→ PROBLEM REQUIREMENTS:
Copy every record exactly, leaving the pictures out.

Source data
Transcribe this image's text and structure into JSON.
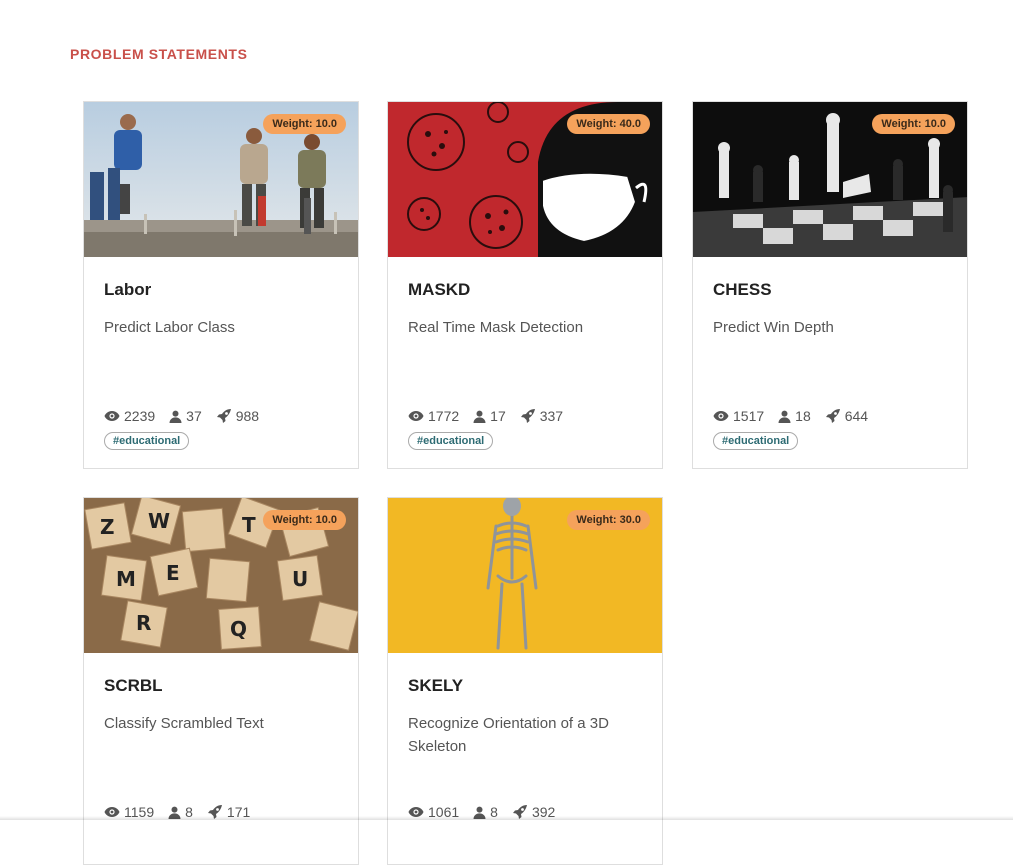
{
  "section": {
    "title": "PROBLEM STATEMENTS"
  },
  "cards": [
    {
      "title": "Labor",
      "description": "Predict Labor Class",
      "weight": "Weight: 10.0",
      "views": "2239",
      "participants": "37",
      "submissions": "988",
      "tag": "#educational",
      "image": "construction-workers-jackhammer-photo"
    },
    {
      "title": "MASKD",
      "description": "Real Time Mask Detection",
      "weight": "Weight: 40.0",
      "views": "1772",
      "participants": "17",
      "submissions": "337",
      "tag": "#educational",
      "image": "virus-face-mask-illustration"
    },
    {
      "title": "CHESS",
      "description": "Predict Win Depth",
      "weight": "Weight: 10.0",
      "views": "1517",
      "participants": "18",
      "submissions": "644",
      "tag": "#educational",
      "image": "chess-pieces-board-photo"
    },
    {
      "title": "SCRBL",
      "description": "Classify Scrambled Text",
      "weight": "Weight: 10.0",
      "views": "1159",
      "participants": "8",
      "submissions": "171",
      "image": "scrabble-tiles-photo"
    },
    {
      "title": "SKELY",
      "description": "Recognize Orientation of a 3D Skeleton",
      "weight": "Weight: 30.0",
      "views": "1061",
      "participants": "8",
      "submissions": "392",
      "image": "skeleton-on-yellow-photo"
    }
  ],
  "colors": {
    "accent": "#c9504a",
    "weight_badge": "#f5a25b",
    "tag_text": "#2d6b73",
    "mask_red": "#c0282d",
    "skely_yellow": "#f2b824"
  },
  "icons": {
    "views": "eye-icon",
    "participants": "user-icon",
    "submissions": "rocket-icon"
  }
}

→ COMPLETED TASK:
Transcribe this image's text and structure into JSON.
{
  "section": {
    "title": "PROBLEM STATEMENTS"
  },
  "cards": [
    {
      "title": "Labor",
      "description": "Predict Labor Class",
      "weight": "Weight: 10.0",
      "views": "2239",
      "participants": "37",
      "submissions": "988",
      "tag": "#educational",
      "image": "construction-workers-jackhammer-photo"
    },
    {
      "title": "MASKD",
      "description": "Real Time Mask Detection",
      "weight": "Weight: 40.0",
      "views": "1772",
      "participants": "17",
      "submissions": "337",
      "tag": "#educational",
      "image": "virus-face-mask-illustration"
    },
    {
      "title": "CHESS",
      "description": "Predict Win Depth",
      "weight": "Weight: 10.0",
      "views": "1517",
      "participants": "18",
      "submissions": "644",
      "tag": "#educational",
      "image": "chess-pieces-board-photo"
    },
    {
      "title": "SCRBL",
      "description": "Classify Scrambled Text",
      "weight": "Weight: 10.0",
      "views": "1159",
      "participants": "8",
      "submissions": "171",
      "image": "scrabble-tiles-photo"
    },
    {
      "title": "SKELY",
      "description": "Recognize Orientation of a 3D Skeleton",
      "weight": "Weight: 30.0",
      "views": "1061",
      "participants": "8",
      "submissions": "392",
      "image": "skeleton-on-yellow-photo"
    }
  ],
  "colors": {
    "accent": "#c9504a",
    "weight_badge": "#f5a25b",
    "tag_text": "#2d6b73",
    "mask_red": "#c0282d",
    "skely_yellow": "#f2b824"
  },
  "icons": {
    "views": "eye-icon",
    "participants": "user-icon",
    "submissions": "rocket-icon"
  }
}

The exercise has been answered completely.